[Collected data]
[Start]

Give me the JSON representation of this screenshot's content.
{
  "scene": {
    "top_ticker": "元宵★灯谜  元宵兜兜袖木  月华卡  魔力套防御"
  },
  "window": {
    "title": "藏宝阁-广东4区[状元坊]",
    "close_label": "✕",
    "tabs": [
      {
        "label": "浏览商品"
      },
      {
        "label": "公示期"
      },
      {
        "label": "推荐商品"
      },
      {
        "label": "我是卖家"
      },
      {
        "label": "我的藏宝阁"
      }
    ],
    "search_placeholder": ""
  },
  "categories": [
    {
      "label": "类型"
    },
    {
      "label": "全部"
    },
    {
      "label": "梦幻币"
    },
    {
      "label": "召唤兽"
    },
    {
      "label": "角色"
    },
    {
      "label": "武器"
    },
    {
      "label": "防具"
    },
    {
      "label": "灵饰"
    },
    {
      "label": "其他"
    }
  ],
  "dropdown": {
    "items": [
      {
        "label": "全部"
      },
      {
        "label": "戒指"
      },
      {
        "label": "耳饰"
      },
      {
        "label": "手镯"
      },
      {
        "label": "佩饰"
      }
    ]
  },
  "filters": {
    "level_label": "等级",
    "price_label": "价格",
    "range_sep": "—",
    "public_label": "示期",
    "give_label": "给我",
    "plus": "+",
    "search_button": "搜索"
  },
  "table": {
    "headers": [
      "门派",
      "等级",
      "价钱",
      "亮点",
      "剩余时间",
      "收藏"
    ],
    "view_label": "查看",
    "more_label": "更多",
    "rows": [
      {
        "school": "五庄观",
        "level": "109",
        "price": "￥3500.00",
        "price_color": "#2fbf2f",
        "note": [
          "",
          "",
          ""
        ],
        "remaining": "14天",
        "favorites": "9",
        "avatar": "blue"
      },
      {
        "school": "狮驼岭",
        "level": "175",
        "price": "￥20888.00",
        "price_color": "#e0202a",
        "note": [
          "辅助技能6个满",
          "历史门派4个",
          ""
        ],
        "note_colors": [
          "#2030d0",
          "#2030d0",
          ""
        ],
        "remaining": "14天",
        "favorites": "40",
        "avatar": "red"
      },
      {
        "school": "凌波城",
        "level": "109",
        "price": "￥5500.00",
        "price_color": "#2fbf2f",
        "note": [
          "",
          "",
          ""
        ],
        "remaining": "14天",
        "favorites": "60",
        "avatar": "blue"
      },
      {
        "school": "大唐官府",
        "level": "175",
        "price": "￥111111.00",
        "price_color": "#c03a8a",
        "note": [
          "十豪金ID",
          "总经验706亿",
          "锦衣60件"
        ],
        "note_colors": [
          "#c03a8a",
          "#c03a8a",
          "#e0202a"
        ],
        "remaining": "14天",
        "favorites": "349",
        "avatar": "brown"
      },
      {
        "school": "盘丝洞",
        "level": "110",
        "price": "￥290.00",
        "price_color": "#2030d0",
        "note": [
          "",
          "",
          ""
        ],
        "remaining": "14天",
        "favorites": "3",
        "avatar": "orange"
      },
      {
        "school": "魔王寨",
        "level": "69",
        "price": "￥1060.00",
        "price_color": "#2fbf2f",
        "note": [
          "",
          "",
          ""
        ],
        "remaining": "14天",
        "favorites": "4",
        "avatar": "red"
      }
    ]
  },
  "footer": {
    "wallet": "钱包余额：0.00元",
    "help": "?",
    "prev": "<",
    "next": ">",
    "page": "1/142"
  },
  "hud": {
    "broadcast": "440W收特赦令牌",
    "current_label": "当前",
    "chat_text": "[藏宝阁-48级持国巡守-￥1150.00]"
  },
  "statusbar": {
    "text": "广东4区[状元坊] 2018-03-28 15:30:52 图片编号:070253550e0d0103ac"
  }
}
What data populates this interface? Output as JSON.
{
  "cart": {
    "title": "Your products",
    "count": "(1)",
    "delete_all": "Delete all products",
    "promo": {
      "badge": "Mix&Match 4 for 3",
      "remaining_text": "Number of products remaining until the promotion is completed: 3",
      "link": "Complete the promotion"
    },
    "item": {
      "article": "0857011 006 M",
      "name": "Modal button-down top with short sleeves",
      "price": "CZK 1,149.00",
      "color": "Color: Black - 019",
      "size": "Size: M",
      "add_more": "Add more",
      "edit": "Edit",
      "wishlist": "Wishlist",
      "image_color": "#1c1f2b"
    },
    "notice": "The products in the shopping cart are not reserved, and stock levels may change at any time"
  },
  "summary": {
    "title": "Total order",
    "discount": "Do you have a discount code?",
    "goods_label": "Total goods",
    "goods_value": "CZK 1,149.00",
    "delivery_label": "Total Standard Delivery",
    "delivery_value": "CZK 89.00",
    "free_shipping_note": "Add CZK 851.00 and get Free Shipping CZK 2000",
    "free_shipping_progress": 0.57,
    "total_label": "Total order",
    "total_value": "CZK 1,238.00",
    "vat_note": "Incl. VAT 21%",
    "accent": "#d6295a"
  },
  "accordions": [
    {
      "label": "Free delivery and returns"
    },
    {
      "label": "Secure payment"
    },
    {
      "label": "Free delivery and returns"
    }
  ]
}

[End]

Copy out each line exactly.

Give me the JSON representation of this screenshot's content.
{
  "scene": {
    "top_ticker": "元宵★灯谜  元宵兜兜袖木  月华卡  魔力套防御"
  },
  "window": {
    "title": "藏宝阁-广东4区[状元坊]",
    "close_label": "✕",
    "tabs": [
      {
        "label": "浏览商品"
      },
      {
        "label": "公示期"
      },
      {
        "label": "推荐商品"
      },
      {
        "label": "我是卖家"
      },
      {
        "label": "我的藏宝阁"
      }
    ],
    "search_placeholder": ""
  },
  "categories": [
    {
      "label": "类型"
    },
    {
      "label": "全部"
    },
    {
      "label": "梦幻币"
    },
    {
      "label": "召唤兽"
    },
    {
      "label": "角色"
    },
    {
      "label": "武器"
    },
    {
      "label": "防具"
    },
    {
      "label": "灵饰"
    },
    {
      "label": "其他"
    }
  ],
  "dropdown": {
    "items": [
      {
        "label": "全部"
      },
      {
        "label": "戒指"
      },
      {
        "label": "耳饰"
      },
      {
        "label": "手镯"
      },
      {
        "label": "佩饰"
      }
    ]
  },
  "filters": {
    "level_label": "等级",
    "price_label": "价格",
    "range_sep": "—",
    "public_label": "示期",
    "give_label": "给我",
    "plus": "+",
    "search_button": "搜索"
  },
  "table": {
    "headers": [
      "门派",
      "等级",
      "价钱",
      "亮点",
      "剩余时间",
      "收藏"
    ],
    "view_label": "查看",
    "more_label": "更多",
    "rows": [
      {
        "school": "五庄观",
        "level": "109",
        "price": "￥3500.00",
        "price_color": "#2fbf2f",
        "note": [
          "",
          "",
          ""
        ],
        "remaining": "14天",
        "favorites": "9",
        "avatar": "blue"
      },
      {
        "school": "狮驼岭",
        "level": "175",
        "price": "￥20888.00",
        "price_color": "#e0202a",
        "note": [
          "辅助技能6个满",
          "历史门派4个",
          ""
        ],
        "note_colors": [
          "#2030d0",
          "#2030d0",
          ""
        ],
        "remaining": "14天",
        "favorites": "40",
        "avatar": "red"
      },
      {
        "school": "凌波城",
        "level": "109",
        "price": "￥5500.00",
        "price_color": "#2fbf2f",
        "note": [
          "",
          "",
          ""
        ],
        "remaining": "14天",
        "favorites": "60",
        "avatar": "blue"
      },
      {
        "school": "大唐官府",
        "level": "175",
        "price": "￥111111.00",
        "price_color": "#c03a8a",
        "note": [
          "十豪金ID",
          "总经验706亿",
          "锦衣60件"
        ],
        "note_colors": [
          "#c03a8a",
          "#c03a8a",
          "#e0202a"
        ],
        "remaining": "14天",
        "favorites": "349",
        "avatar": "brown"
      },
      {
        "school": "盘丝洞",
        "level": "110",
        "price": "￥290.00",
        "price_color": "#2030d0",
        "note": [
          "",
          "",
          ""
        ],
        "remaining": "14天",
        "favorites": "3",
        "avatar": "orange"
      },
      {
        "school": "魔王寨",
        "level": "69",
        "price": "￥1060.00",
        "price_color": "#2fbf2f",
        "note": [
          "",
          "",
          ""
        ],
        "remaining": "14天",
        "favorites": "4",
        "avatar": "red"
      }
    ]
  },
  "footer": {
    "wallet": "钱包余额：0.00元",
    "help": "?",
    "prev": "<",
    "next": ">",
    "page": "1/142"
  },
  "hud": {
    "broadcast": "440W收特赦令牌",
    "current_label": "当前",
    "chat_text": "[藏宝阁-48级持国巡守-￥1150.00]"
  },
  "statusbar": {
    "text": "广东4区[状元坊] 2018-03-28 15:30:52 图片编号:070253550e0d0103ac"
  }
}
What data populates this interface? Output as JSON.
{
  "cart": {
    "title": "Your products",
    "count": "(1)",
    "delete_all": "Delete all products",
    "promo": {
      "badge": "Mix&Match 4 for 3",
      "remaining_text": "Number of products remaining until the promotion is completed: 3",
      "link": "Complete the promotion"
    },
    "item": {
      "article": "0857011 006 M",
      "name": "Modal button-down top with short sleeves",
      "price": "CZK 1,149.00",
      "color": "Color: Black - 019",
      "size": "Size: M",
      "add_more": "Add more",
      "edit": "Edit",
      "wishlist": "Wishlist",
      "image_color": "#1c1f2b"
    },
    "notice": "The products in the shopping cart are not reserved, and stock levels may change at any time"
  },
  "summary": {
    "title": "Total order",
    "discount": "Do you have a discount code?",
    "goods_label": "Total goods",
    "goods_value": "CZK 1,149.00",
    "delivery_label": "Total Standard Delivery",
    "delivery_value": "CZK 89.00",
    "free_shipping_note": "Add CZK 851.00 and get Free Shipping CZK 2000",
    "free_shipping_progress": 0.57,
    "total_label": "Total order",
    "total_value": "CZK 1,238.00",
    "vat_note": "Incl. VAT 21%",
    "accent": "#d6295a"
  },
  "accordions": [
    {
      "label": "Free delivery and returns"
    },
    {
      "label": "Secure payment"
    },
    {
      "label": "Free delivery and returns"
    }
  ]
}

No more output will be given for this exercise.